» Dataset items
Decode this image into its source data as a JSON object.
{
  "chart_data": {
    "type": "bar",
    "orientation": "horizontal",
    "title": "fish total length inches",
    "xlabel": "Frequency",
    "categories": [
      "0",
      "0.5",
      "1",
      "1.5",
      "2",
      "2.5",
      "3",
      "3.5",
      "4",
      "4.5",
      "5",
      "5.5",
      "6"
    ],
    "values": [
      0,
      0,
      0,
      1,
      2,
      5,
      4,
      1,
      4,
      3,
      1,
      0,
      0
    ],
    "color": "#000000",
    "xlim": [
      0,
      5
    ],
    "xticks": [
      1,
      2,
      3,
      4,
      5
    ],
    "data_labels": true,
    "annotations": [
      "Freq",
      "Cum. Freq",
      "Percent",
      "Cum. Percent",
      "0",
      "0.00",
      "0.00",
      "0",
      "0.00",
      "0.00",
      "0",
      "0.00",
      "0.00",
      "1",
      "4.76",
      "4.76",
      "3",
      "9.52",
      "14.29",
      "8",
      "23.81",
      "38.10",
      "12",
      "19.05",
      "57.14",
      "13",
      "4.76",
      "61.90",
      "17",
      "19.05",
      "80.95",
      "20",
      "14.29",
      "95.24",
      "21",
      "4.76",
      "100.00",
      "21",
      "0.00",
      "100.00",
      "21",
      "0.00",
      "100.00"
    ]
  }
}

...

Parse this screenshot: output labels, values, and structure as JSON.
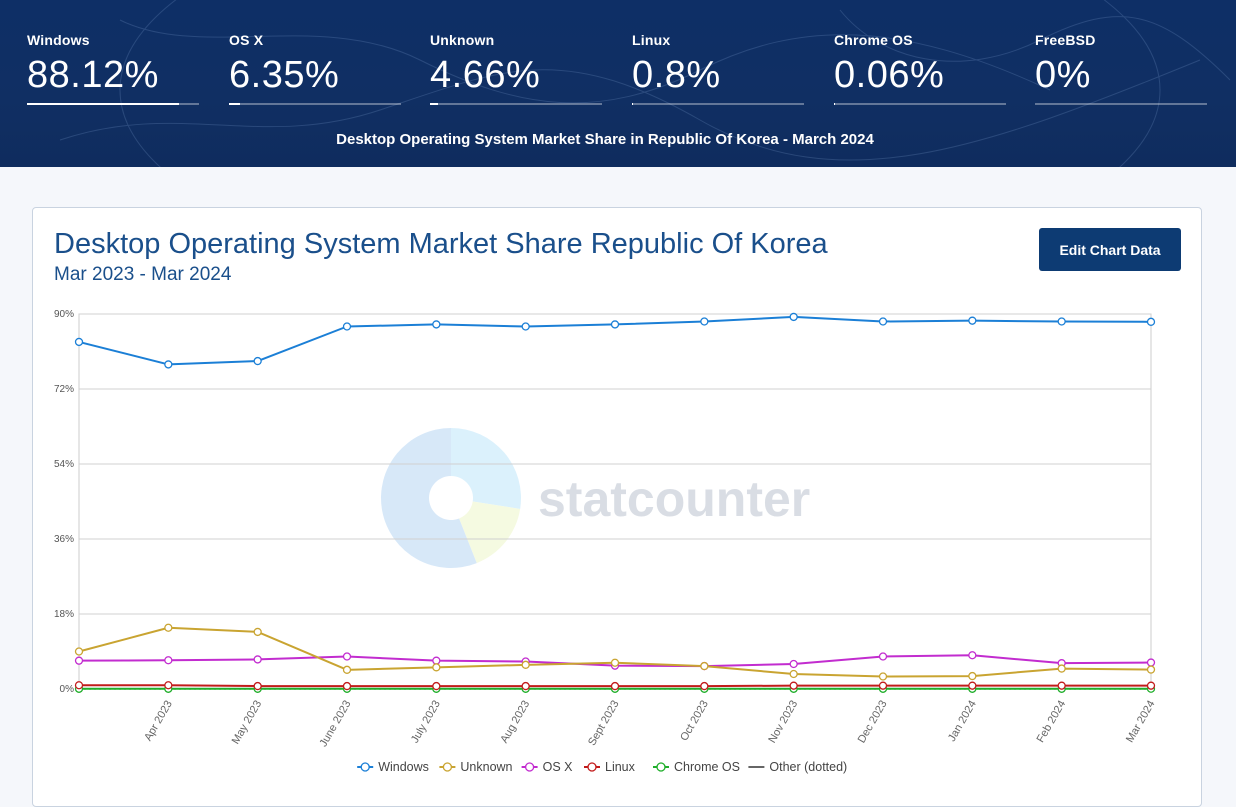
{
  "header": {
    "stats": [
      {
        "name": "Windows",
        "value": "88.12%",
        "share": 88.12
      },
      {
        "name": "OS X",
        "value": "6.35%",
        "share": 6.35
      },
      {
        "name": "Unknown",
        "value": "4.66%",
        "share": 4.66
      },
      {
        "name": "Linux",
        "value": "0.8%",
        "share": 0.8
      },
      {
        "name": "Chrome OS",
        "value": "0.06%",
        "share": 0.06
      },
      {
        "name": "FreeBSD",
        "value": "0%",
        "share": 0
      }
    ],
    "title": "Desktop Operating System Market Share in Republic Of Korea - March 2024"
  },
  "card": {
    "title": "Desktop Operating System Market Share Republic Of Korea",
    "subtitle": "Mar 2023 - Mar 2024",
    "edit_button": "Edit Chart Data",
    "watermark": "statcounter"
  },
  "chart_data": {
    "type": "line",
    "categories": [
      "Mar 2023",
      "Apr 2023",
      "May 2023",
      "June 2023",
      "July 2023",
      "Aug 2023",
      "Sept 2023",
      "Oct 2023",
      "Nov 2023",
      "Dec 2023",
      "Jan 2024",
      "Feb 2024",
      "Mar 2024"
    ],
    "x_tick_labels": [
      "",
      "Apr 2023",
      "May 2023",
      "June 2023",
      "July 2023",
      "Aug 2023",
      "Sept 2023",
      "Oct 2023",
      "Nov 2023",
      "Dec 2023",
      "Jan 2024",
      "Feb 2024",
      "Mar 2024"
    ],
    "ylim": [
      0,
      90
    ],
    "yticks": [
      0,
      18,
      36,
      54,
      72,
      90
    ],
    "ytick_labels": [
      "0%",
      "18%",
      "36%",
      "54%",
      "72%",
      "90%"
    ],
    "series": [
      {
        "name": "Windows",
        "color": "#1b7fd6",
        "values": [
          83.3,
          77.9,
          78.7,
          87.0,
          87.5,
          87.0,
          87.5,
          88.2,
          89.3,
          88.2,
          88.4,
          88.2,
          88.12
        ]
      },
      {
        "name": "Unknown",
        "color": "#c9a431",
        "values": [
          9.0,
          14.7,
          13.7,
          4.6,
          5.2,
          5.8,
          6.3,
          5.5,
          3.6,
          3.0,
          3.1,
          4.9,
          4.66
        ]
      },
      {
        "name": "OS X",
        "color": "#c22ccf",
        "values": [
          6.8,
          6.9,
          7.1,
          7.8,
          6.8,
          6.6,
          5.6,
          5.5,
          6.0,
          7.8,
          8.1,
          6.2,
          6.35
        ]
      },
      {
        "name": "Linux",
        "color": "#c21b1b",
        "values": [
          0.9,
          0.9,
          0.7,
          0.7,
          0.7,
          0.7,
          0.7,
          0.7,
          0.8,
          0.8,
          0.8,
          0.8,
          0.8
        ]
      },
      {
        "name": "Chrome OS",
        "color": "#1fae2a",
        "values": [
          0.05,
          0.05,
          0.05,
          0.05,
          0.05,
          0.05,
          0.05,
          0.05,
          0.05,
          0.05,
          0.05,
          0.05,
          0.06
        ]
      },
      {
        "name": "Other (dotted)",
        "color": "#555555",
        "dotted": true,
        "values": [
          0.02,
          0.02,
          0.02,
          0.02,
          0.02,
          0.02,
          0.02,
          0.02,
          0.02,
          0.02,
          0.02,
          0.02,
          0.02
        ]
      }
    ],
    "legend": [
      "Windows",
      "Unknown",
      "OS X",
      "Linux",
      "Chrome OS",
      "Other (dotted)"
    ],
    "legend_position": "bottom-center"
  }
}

» Requirement
Using the listing, say how many lines include the word "Desktop", and add nothing else.

» Result of this task
2